▶ **Goal**: Copy every line that mentions the word "Energy".

▶ **Supplied records**:
/---

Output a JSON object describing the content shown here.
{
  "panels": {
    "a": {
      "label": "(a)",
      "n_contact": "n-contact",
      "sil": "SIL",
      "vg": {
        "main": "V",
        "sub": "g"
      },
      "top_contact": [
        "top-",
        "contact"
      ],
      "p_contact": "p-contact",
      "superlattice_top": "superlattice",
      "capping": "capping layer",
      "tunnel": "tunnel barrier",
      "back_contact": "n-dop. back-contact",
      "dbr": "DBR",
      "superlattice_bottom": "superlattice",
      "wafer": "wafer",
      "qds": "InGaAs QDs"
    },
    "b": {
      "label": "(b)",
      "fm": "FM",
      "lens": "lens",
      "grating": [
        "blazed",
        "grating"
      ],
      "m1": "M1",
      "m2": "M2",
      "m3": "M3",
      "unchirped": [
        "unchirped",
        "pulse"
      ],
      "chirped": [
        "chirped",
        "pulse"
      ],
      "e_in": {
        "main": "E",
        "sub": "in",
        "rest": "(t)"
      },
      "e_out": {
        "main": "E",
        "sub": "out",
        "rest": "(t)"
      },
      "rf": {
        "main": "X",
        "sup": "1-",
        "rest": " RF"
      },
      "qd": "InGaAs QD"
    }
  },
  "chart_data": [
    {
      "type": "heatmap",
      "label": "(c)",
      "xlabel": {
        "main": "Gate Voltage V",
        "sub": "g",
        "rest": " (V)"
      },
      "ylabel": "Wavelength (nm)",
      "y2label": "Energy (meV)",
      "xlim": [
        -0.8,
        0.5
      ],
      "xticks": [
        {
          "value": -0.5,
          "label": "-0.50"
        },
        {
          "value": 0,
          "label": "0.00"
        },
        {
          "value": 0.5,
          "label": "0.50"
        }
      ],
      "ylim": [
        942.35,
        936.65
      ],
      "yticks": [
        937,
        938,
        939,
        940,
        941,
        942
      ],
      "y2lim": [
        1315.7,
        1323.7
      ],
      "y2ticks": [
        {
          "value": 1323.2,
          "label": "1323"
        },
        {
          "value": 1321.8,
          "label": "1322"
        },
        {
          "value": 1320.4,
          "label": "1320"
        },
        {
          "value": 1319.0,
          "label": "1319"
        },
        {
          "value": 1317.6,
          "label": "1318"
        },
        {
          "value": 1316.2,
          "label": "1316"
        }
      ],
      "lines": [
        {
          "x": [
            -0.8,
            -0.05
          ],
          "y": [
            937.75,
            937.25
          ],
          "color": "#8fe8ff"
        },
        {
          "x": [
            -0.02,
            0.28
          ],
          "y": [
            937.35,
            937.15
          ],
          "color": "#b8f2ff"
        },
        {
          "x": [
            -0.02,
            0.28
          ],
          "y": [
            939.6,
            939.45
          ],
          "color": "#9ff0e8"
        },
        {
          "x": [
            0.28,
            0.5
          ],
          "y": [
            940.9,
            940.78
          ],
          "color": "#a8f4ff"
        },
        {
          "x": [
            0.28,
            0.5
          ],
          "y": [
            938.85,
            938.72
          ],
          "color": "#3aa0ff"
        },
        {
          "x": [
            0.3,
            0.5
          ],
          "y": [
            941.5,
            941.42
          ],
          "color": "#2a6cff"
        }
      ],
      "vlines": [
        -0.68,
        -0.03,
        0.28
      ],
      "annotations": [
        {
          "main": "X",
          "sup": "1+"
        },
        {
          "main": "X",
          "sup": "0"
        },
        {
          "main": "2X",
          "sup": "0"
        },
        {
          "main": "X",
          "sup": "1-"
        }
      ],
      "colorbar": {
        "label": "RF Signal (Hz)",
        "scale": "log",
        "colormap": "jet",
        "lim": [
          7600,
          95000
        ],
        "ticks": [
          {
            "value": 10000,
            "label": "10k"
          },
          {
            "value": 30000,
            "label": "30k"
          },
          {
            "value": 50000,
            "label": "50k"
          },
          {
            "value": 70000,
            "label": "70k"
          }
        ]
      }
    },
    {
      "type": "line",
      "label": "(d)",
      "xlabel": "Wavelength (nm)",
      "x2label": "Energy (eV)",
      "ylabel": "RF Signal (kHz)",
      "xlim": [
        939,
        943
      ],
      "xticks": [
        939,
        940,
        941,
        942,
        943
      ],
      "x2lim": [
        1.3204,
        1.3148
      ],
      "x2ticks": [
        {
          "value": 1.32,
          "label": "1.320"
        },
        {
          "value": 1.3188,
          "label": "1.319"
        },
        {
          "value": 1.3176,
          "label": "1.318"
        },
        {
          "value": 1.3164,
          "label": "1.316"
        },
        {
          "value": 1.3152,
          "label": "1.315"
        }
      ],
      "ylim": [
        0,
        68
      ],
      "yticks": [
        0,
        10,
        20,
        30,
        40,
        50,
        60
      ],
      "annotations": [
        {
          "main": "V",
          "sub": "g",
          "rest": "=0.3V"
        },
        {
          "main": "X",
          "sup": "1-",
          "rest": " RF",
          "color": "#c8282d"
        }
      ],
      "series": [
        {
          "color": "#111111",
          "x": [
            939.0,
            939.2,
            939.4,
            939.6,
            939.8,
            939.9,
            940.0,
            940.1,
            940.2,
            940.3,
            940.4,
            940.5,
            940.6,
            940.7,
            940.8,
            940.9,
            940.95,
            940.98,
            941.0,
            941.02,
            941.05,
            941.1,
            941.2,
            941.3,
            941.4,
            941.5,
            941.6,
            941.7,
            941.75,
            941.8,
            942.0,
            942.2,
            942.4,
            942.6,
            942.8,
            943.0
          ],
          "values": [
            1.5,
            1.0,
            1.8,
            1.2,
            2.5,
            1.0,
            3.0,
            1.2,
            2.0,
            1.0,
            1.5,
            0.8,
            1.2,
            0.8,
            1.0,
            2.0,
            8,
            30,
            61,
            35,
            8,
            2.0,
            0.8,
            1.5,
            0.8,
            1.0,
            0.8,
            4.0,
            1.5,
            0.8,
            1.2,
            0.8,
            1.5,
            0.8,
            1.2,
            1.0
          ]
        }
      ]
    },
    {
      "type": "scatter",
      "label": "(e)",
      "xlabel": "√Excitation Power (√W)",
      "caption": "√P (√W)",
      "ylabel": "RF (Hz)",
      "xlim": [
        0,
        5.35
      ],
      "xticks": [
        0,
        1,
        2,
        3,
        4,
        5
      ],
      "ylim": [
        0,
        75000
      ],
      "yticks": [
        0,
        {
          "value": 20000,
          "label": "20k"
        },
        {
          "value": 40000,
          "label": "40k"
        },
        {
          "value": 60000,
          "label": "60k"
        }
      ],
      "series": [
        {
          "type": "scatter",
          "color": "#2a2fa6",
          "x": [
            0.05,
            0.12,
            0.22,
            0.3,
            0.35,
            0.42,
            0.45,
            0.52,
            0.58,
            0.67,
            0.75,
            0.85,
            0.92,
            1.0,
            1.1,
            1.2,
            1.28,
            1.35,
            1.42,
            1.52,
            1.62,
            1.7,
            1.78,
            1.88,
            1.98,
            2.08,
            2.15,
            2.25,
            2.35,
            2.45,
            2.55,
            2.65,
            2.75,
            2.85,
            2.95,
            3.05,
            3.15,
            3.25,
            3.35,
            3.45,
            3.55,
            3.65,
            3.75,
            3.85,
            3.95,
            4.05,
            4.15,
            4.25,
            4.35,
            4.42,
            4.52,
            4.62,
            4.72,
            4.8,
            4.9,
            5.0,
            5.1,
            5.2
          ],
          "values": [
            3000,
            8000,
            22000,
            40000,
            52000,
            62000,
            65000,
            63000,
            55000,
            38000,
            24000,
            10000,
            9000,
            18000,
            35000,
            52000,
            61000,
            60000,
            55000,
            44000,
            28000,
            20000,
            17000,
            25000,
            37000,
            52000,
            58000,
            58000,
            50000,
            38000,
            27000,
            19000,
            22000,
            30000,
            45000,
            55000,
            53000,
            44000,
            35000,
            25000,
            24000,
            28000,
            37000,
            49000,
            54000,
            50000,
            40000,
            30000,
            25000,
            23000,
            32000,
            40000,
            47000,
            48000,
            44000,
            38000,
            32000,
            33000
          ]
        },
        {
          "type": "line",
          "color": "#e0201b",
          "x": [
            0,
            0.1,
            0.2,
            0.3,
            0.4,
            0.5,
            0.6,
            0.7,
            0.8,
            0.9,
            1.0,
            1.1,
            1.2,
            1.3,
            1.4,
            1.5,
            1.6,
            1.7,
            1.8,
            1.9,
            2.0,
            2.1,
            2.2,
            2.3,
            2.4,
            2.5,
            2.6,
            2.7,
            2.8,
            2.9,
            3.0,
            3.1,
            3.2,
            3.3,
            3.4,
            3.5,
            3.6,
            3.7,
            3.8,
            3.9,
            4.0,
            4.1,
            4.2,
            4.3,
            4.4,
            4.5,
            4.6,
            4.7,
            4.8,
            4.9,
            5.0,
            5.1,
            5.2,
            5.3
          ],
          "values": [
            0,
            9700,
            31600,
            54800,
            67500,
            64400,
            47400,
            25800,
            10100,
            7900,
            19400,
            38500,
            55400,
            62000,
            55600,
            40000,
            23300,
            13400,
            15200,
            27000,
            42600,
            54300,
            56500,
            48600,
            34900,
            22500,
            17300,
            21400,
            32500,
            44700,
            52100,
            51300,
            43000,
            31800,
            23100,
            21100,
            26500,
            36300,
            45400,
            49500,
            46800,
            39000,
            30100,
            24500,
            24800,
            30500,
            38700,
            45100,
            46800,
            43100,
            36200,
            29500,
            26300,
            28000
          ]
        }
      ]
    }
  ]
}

\---

▶ **Full solution**:
      "y2label": "Energy (meV)",
      "x2label": "Energy (eV)",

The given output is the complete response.